§ **The request**: Copy out the listing that follows, exact in every word, and skip the images.

(Dataset records)
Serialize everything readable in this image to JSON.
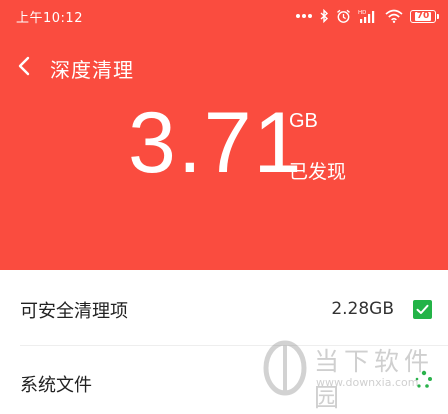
{
  "status_bar": {
    "time": "上午10:12",
    "battery_level": "70",
    "network_badge": "HD",
    "icons": [
      "more-dots-icon",
      "bluetooth-icon",
      "alarm-icon",
      "signal-icon",
      "wifi-icon",
      "battery-icon"
    ]
  },
  "header": {
    "title": "深度清理",
    "back_icon": "chevron-left-icon"
  },
  "summary": {
    "size": "3.71",
    "unit": "GB",
    "label": "已发现"
  },
  "items": [
    {
      "label": "可安全清理项",
      "size": "2.28GB",
      "checked": true
    },
    {
      "label": "系统文件",
      "size": "",
      "loading": true
    }
  ],
  "watermark": {
    "text": "当下软件园",
    "url": "www.downxia.com"
  },
  "colors": {
    "hero_bg": "#fa4c3f",
    "checkbox_green": "#23b347",
    "spinner_green": "#2bb24c"
  }
}
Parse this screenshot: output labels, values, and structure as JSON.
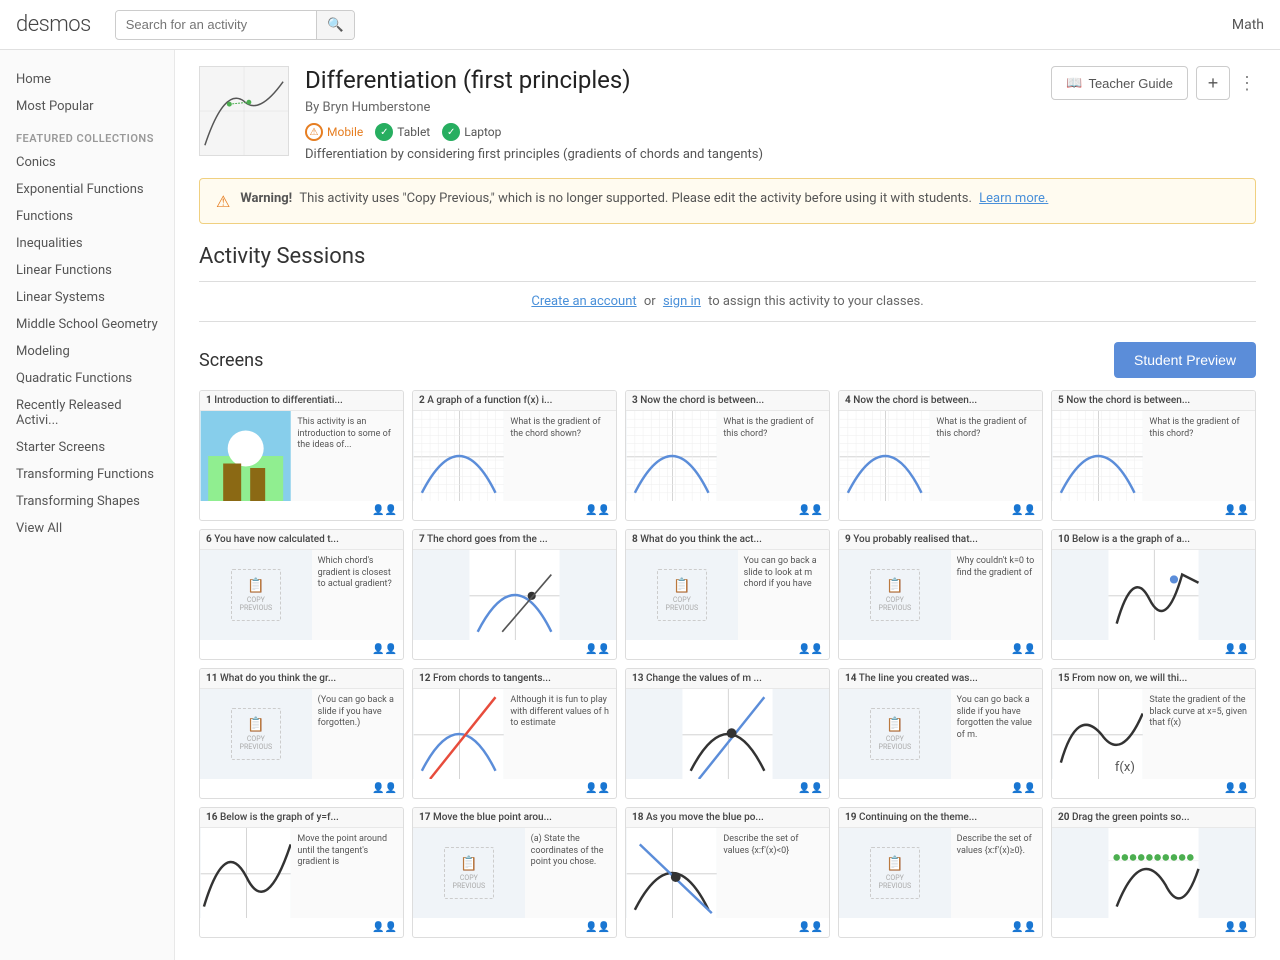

§ **Output**:
Serialize everything readable in this image to JSON.
{
  "status_bar": {
    "time": "上午10:12",
    "battery_level": "70",
    "network_badge": "HD",
    "icons": [
      "more-dots-icon",
      "bluetooth-icon",
      "alarm-icon",
      "signal-icon",
      "wifi-icon",
      "battery-icon"
    ]
  },
  "header": {
    "title": "深度清理",
    "back_icon": "chevron-left-icon"
  },
  "summary": {
    "size": "3.71",
    "unit": "GB",
    "label": "已发现"
  },
  "items": [
    {
      "label": "可安全清理项",
      "size": "2.28GB",
      "checked": true
    },
    {
      "label": "系统文件",
      "size": "",
      "loading": true
    }
  ],
  "watermark": {
    "text": "当下软件园",
    "url": "www.downxia.com"
  },
  "colors": {
    "hero_bg": "#fa4c3f",
    "checkbox_green": "#23b347",
    "spinner_green": "#2bb24c"
  }
}
Parse this screenshot: output labels, values, and structure as JSON.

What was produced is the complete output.